▸ **WORK TO DO**
Each entry must be given again exactly; images do not belong in the copy.

--- start ---

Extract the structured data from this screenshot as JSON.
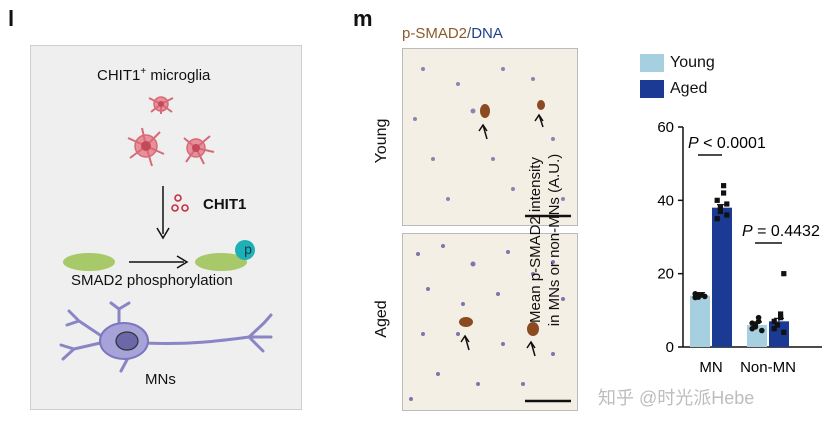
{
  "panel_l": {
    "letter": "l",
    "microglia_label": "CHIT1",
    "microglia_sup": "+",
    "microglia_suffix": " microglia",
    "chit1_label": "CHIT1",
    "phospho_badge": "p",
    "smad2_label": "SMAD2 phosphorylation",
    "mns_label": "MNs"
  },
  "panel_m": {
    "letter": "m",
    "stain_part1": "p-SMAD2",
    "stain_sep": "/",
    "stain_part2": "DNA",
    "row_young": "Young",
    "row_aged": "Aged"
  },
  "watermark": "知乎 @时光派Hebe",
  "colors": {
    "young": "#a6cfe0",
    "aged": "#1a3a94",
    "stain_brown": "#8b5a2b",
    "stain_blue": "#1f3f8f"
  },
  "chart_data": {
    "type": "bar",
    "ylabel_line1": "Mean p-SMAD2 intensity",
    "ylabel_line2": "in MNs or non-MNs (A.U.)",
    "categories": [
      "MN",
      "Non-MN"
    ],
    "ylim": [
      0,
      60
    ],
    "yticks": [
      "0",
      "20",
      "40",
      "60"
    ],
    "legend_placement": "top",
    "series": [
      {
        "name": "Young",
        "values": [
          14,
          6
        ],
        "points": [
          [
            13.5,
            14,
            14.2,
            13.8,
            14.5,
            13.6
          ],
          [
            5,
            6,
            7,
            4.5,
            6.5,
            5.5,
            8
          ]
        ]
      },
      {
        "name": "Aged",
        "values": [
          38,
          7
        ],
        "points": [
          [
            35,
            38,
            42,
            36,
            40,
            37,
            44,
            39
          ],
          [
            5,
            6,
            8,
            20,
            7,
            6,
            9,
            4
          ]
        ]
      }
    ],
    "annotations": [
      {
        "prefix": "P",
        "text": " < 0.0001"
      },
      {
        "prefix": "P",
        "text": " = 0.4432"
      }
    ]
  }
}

--- end ---

▸ **FINISHED ANSWER**
Extract the structured data from this screenshot as JSON.
{
  "panel_l": {
    "letter": "l",
    "microglia_label": "CHIT1",
    "microglia_sup": "+",
    "microglia_suffix": " microglia",
    "chit1_label": "CHIT1",
    "phospho_badge": "p",
    "smad2_label": "SMAD2 phosphorylation",
    "mns_label": "MNs"
  },
  "panel_m": {
    "letter": "m",
    "stain_part1": "p-SMAD2",
    "stain_sep": "/",
    "stain_part2": "DNA",
    "row_young": "Young",
    "row_aged": "Aged"
  },
  "watermark": "知乎 @时光派Hebe",
  "colors": {
    "young": "#a6cfe0",
    "aged": "#1a3a94",
    "stain_brown": "#8b5a2b",
    "stain_blue": "#1f3f8f"
  },
  "chart_data": {
    "type": "bar",
    "ylabel_line1": "Mean p-SMAD2 intensity",
    "ylabel_line2": "in MNs or non-MNs (A.U.)",
    "categories": [
      "MN",
      "Non-MN"
    ],
    "ylim": [
      0,
      60
    ],
    "yticks": [
      "0",
      "20",
      "40",
      "60"
    ],
    "legend_placement": "top",
    "series": [
      {
        "name": "Young",
        "values": [
          14,
          6
        ],
        "points": [
          [
            13.5,
            14,
            14.2,
            13.8,
            14.5,
            13.6
          ],
          [
            5,
            6,
            7,
            4.5,
            6.5,
            5.5,
            8
          ]
        ]
      },
      {
        "name": "Aged",
        "values": [
          38,
          7
        ],
        "points": [
          [
            35,
            38,
            42,
            36,
            40,
            37,
            44,
            39
          ],
          [
            5,
            6,
            8,
            20,
            7,
            6,
            9,
            4
          ]
        ]
      }
    ],
    "annotations": [
      {
        "prefix": "P",
        "text": " < 0.0001"
      },
      {
        "prefix": "P",
        "text": " = 0.4432"
      }
    ]
  }
}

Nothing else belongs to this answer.